Instructions for the task >> Locate each line below that includes "YOUNG" and reproduce it.

________

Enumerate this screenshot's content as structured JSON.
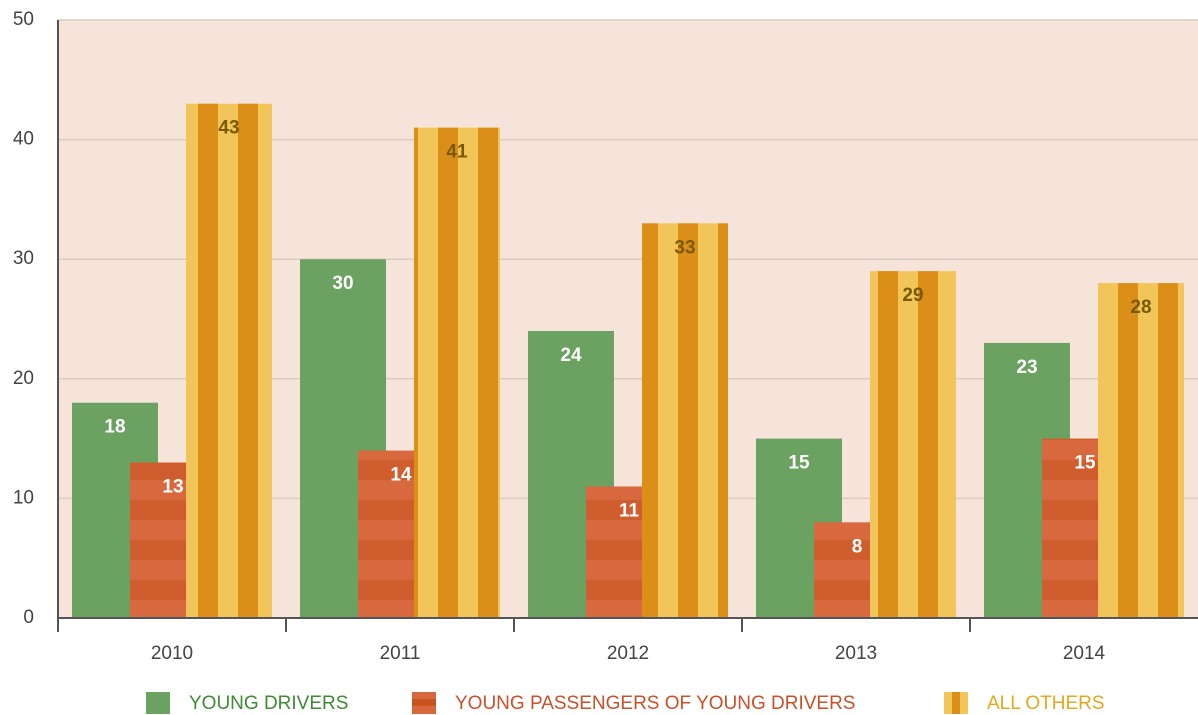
{
  "chart_data": {
    "type": "bar",
    "categories": [
      "2010",
      "2011",
      "2012",
      "2013",
      "2014"
    ],
    "series": [
      {
        "name": "YOUNG DRIVERS",
        "color": "#6ba262",
        "values": [
          18,
          30,
          24,
          15,
          23
        ]
      },
      {
        "name": "YOUNG PASSENGERS OF YOUNG DRIVERS",
        "color": "#d8693f",
        "values": [
          13,
          14,
          11,
          8,
          15
        ]
      },
      {
        "name": "ALL OTHERS",
        "color": "#f2c55a",
        "values": [
          43,
          41,
          33,
          29,
          28
        ]
      }
    ],
    "ylim": [
      0,
      50
    ],
    "yticks": [
      0,
      10,
      20,
      30,
      40,
      50
    ],
    "grid": true
  }
}
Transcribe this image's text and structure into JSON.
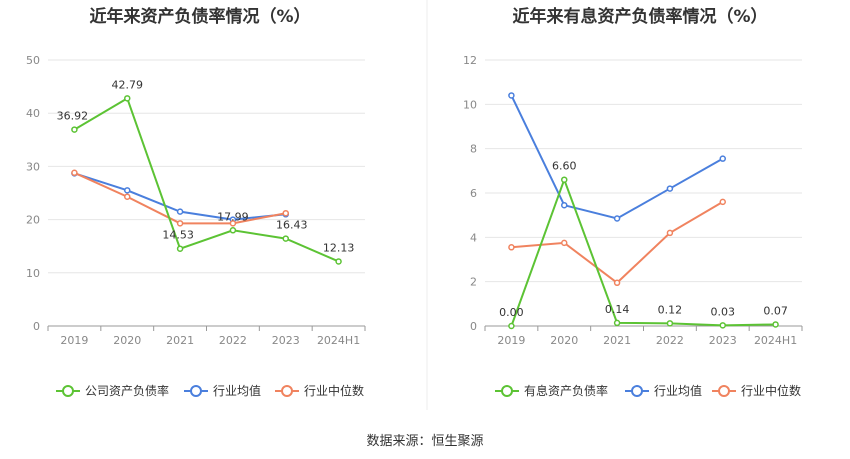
{
  "chart_data": [
    {
      "type": "line",
      "title": "近年来资产负债率情况（%）",
      "categories": [
        "2019",
        "2020",
        "2021",
        "2022",
        "2023",
        "2024H1"
      ],
      "ylim": [
        0,
        50
      ],
      "yticks": [
        0,
        10,
        20,
        30,
        40,
        50
      ],
      "grid": true,
      "legend_position": "bottom",
      "series": [
        {
          "name": "公司资产负债率",
          "color": "#5cc334",
          "values": [
            36.92,
            42.79,
            14.53,
            17.99,
            16.43,
            12.13
          ],
          "labels": [
            "36.92",
            "42.79",
            "14.53",
            "17.99",
            "16.43",
            "12.13"
          ]
        },
        {
          "name": "行业均值",
          "color": "#4a7fdd",
          "values": [
            28.7,
            25.5,
            21.5,
            20.0,
            21.0,
            null
          ]
        },
        {
          "name": "行业中位数",
          "color": "#f0835f",
          "values": [
            28.8,
            24.3,
            19.3,
            19.3,
            21.2,
            null
          ]
        }
      ]
    },
    {
      "type": "line",
      "title": "近年来有息资产负债率情况（%）",
      "categories": [
        "2019",
        "2020",
        "2021",
        "2022",
        "2023",
        "2024H1"
      ],
      "ylim": [
        0,
        12
      ],
      "yticks": [
        0,
        2,
        4,
        6,
        8,
        10,
        12
      ],
      "grid": true,
      "legend_position": "bottom",
      "series": [
        {
          "name": "有息资产负债率",
          "color": "#5cc334",
          "values": [
            0.0,
            6.6,
            0.14,
            0.12,
            0.03,
            0.07
          ],
          "labels": [
            "0.00",
            "6.60",
            "0.14",
            "0.12",
            "0.03",
            "0.07"
          ]
        },
        {
          "name": "行业均值",
          "color": "#4a7fdd",
          "values": [
            10.4,
            5.45,
            4.85,
            6.2,
            7.55,
            null
          ]
        },
        {
          "name": "行业中位数",
          "color": "#f0835f",
          "values": [
            3.55,
            3.75,
            1.95,
            4.2,
            5.6,
            null
          ]
        }
      ]
    }
  ],
  "footer": {
    "source": "数据来源：恒生聚源"
  }
}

________

Correct output >>
        "name": "YOUNG DRIVERS",
        "name": "YOUNG PASSENGERS OF YOUNG DRIVERS",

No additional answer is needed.